__SHORT TASK__: Swap "table-row" for "table-line" in the material, starting at its first line and ending at the line that contains "383, 1746, 531]". Write those lines out again with every other character left as it is.

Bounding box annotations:
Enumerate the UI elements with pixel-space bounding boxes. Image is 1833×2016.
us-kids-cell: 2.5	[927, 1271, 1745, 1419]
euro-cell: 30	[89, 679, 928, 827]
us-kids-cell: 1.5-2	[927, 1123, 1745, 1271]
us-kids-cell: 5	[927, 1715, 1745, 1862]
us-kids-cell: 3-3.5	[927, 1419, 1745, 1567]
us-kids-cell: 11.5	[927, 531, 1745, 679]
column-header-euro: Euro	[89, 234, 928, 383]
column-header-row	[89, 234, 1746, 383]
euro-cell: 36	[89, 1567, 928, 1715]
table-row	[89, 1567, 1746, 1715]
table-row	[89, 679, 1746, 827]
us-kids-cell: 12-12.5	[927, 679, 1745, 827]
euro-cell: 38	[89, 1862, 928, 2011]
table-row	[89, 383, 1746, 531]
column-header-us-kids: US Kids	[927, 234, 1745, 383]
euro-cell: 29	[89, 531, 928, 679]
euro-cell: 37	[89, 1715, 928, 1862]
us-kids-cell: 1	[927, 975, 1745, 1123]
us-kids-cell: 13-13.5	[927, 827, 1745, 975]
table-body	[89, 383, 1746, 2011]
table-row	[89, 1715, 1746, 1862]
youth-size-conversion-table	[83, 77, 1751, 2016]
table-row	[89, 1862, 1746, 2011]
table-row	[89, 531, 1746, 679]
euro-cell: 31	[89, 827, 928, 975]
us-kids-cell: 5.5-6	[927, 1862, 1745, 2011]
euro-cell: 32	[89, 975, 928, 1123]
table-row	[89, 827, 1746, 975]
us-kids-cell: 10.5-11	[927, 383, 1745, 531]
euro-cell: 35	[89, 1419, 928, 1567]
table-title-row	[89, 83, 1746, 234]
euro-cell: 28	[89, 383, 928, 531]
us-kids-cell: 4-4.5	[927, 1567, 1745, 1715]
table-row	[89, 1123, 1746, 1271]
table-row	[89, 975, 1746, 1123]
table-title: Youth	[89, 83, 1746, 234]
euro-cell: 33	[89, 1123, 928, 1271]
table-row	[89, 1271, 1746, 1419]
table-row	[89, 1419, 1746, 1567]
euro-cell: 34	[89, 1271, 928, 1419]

__FINAL RESULT__:
Enumerate the UI elements with pixel-space bounding boxes. Image is 1833×2016.
us-kids-cell: 2.5	[927, 1271, 1745, 1419]
euro-cell: 30	[89, 679, 928, 827]
us-kids-cell: 1.5-2	[927, 1123, 1745, 1271]
us-kids-cell: 5	[927, 1715, 1745, 1862]
us-kids-cell: 3-3.5	[927, 1419, 1745, 1567]
us-kids-cell: 11.5	[927, 531, 1745, 679]
column-header-euro: Euro	[89, 234, 928, 383]
column-header-row	[89, 234, 1746, 383]
euro-cell: 36	[89, 1567, 928, 1715]
table-line	[89, 1567, 1746, 1715]
table-line	[89, 679, 1746, 827]
us-kids-cell: 12-12.5	[927, 679, 1745, 827]
euro-cell: 38	[89, 1862, 928, 2011]
table-line	[89, 383, 1746, 531]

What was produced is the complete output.